Start of Source extract

LGB youth at higher risk for self-harm

A new study released June 13 indicates lesbian, gay and bisexual teens are at higher risk for self-harm than their heterosexual peers. The study appeared in JAMA Pediatrics and addressed non-suicidal acts of self-harm — cutting, bruising and burning — in adolescents.

The study found that while “an alarming number of teens self-harm,” the disparity between heterosexual teens and their LGB peers was startling.

While 10-20 percent of heterosexual teens engaged in these dangerous behaviors, 38-53 percent of lesbian, gay and bisexual teens did, the study found.

The study follows an analysis that looked at self-injury risk among more than 21,000 high school students in the state of Massachusetts between 2005 and 2017. Massachusetts was the first state to legalize same-sex marriage and has long been legislatively progressive.

Study author Dr. Richard Liu, an assistant professor in the Department of Psychiatry at Brown University said, “Rates of non-suicidal self-injury were consistently elevated among lesbian, gay and bisexual youth, compared to heterosexual peers.”

Liu found that “rates [of self-harm] have decreased among heterosexual youth from 2005 through 2017, but not among [LGB] youth over the same time period.”

Liu called this data a “striking” development, “given that the very high [lesbian, gay and bisexual] rates meant that there was greater room for potential improvement.”

Dr. Jennifer Goldenberg, a clinical social worker and trauma therapist, said, “It’s very painful to hear those numbers. These kids are so unaccepted in their families and in society — it makes me very sad that these kids are going through this painful experience of self-harm and all it entails.”

Goldenberg said youth who self-harm “are trying to find ways to cope. I’m saddened by these statistics, but not surprised by them. The macro environment is adding to depression. This is of course deeply felt by LGBT adolescents.”

Liu and Goldenberg referenced previous studies that indicate a direct link between self-harm and emotional trauma and depression.

Liu said the reasons for these high rates of self-harm are varied, but he pointed specifically to what Goldenberg had cited: “stigma and discrimination experienced by these youth.” Liu said these “contributing factors” put LGB teens at greater risk for “poor mental health outcomes, including depression, and suicidal thoughts and behaviors.”

According to Goldenberg, self-harm is a “coping strategy” employed by teens and young adults and it is often mistakenly conflated with suicidal behavior while it most often is a means to address emotional pain.

“It’s not always suicidality and it often gets conflated with that,” she explained, which can send teens into the mental health system “in negative ways.”

She said, “These kids are not cutting themselves to kill themselves, they’re just trying to ground themselves to relieve their pain. It’s a symptom of tremendous internal pain. For teenagers — adolescents and young adults with no other coping strategies on board — it’s a way to make them feel better, to address the way they are being made to feel by circumstances they cannot control.”

End of Source extract
Start of Given records

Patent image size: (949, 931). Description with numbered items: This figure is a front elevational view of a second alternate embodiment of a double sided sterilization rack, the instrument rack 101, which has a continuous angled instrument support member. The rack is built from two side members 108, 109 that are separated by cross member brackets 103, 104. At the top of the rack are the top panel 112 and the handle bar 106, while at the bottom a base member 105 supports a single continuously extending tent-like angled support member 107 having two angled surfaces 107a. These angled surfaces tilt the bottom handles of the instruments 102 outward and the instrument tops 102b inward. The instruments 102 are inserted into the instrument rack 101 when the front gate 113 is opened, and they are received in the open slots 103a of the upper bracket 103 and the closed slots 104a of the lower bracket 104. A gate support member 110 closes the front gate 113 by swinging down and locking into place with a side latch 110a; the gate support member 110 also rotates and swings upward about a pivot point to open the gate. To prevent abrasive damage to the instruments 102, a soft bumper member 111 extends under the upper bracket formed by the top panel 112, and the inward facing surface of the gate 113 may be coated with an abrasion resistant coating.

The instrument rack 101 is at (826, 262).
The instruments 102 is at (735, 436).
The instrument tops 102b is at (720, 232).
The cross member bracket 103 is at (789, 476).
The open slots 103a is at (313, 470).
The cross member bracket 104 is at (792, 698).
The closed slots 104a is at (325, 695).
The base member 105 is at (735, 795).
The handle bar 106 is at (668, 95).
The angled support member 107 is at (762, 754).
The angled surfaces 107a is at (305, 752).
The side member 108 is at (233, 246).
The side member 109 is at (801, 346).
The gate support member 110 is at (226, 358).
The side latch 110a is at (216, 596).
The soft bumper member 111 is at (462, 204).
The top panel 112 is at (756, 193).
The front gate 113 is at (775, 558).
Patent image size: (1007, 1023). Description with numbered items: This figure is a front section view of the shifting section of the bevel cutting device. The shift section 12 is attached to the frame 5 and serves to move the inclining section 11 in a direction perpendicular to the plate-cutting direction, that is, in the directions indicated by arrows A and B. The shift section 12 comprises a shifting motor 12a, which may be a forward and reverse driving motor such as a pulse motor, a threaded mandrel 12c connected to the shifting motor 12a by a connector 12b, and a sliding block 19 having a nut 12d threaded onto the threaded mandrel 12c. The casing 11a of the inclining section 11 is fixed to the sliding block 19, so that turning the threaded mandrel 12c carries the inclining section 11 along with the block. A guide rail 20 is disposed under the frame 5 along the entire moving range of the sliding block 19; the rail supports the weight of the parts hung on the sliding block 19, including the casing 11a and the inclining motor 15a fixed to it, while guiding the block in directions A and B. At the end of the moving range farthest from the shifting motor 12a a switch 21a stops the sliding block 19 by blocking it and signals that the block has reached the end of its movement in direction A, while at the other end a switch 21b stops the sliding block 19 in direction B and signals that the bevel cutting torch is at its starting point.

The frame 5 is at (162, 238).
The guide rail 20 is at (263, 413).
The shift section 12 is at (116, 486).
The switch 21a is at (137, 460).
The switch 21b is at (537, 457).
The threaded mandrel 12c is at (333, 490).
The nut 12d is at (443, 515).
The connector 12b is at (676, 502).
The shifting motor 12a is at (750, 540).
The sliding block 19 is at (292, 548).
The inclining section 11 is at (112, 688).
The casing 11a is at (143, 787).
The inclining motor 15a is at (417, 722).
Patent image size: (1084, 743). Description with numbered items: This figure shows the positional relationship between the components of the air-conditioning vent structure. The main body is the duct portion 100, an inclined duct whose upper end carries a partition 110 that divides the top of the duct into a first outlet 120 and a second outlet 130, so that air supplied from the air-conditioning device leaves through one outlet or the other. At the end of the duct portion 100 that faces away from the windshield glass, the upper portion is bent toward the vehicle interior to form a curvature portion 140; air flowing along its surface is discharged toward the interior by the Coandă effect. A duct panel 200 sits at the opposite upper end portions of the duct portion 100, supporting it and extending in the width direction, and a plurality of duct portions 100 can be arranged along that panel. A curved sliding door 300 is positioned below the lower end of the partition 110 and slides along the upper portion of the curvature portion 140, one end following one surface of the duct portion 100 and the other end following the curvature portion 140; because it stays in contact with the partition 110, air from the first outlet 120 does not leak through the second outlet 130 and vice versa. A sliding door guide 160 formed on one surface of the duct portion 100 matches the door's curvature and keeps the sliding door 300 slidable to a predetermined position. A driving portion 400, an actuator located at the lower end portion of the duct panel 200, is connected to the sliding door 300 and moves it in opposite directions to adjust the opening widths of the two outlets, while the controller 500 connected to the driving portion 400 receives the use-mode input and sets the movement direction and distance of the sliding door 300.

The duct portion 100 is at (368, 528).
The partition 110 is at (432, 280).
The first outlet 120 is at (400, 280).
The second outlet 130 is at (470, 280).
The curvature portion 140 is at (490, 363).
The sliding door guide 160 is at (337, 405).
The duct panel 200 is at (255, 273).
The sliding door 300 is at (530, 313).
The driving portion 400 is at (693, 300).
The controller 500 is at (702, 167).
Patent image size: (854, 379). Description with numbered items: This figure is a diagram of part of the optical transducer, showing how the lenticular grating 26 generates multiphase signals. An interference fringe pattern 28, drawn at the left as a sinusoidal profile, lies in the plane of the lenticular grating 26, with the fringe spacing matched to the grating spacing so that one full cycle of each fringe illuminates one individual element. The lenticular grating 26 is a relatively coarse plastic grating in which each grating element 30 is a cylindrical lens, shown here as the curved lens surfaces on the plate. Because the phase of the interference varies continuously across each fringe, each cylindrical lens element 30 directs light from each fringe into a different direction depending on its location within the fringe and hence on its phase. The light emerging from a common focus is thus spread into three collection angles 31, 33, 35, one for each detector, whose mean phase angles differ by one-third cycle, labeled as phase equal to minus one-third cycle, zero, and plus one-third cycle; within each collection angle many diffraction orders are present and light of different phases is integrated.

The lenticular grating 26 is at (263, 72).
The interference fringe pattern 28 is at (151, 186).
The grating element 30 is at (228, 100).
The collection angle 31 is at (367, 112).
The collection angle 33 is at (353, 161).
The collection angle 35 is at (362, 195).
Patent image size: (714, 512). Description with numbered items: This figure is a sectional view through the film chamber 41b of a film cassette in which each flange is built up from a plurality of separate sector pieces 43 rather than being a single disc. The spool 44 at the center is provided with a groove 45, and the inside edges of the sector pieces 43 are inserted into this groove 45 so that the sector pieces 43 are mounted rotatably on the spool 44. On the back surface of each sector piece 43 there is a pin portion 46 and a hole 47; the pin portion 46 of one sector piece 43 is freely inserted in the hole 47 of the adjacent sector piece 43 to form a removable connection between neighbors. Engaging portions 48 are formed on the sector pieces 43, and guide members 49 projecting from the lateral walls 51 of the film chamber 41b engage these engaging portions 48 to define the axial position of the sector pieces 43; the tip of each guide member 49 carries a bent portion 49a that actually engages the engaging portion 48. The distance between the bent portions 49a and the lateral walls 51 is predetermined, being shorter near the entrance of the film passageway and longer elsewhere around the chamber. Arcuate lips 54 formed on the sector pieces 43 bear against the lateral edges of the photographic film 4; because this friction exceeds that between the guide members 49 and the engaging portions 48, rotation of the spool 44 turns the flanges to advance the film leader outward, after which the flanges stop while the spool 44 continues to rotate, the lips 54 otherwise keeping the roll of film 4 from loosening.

End of Given records

▶ **Tasks**:
**a)** Answer these about the article on LGB youth and self-harm:
(i) In which journal did the study appear?
(ii) About how many high school students did the analysis cover?
(iii) What is Jennifer Goldenberg's job?
**b)** Put this sentence from the article on LGB youth and self-harm into Spanish: "Massachusetts was the first state to legalize same-sex marriage and has long been legislatively progressive."
**c)** Reproduce the portion of the article on LGB youth and self-harm starting with "Liu called this" and going on through "trauma and depression.".

▶ **Task-by-task results**:
**a)**
(i) JAMA Pediatrics
(ii) More than 21,000
(iii) Clinical social worker and trauma therapist

**b)** Massachusetts fue el primer estado en legalizar el matrimonio entre personas del mismo sexo y desde hace mucho tiempo es progresista en materia legislativa.

**c)**
Liu called this data a “striking” development, “given that the very high [lesbian, gay and bisexual] rates meant that there was greater room for potential improvement.”

Dr. Jennifer Goldenberg, a clinical social worker and trauma therapist, said, “It’s very painful to hear those numbers. These kids are so unaccepted in their families and in society — it makes me very sad that these kids are going through this painful experience of self-harm and all it entails.”

Goldenberg said youth who self-harm “are trying to find ways to cope. I’m saddened by these statistics, but not surprised by them. The macro environment is adding to depression. This is of course deeply felt by LGBT adolescents.”

Liu and Goldenberg referenced previous studies that indicate a direct link between self-harm and emotional trauma and depression.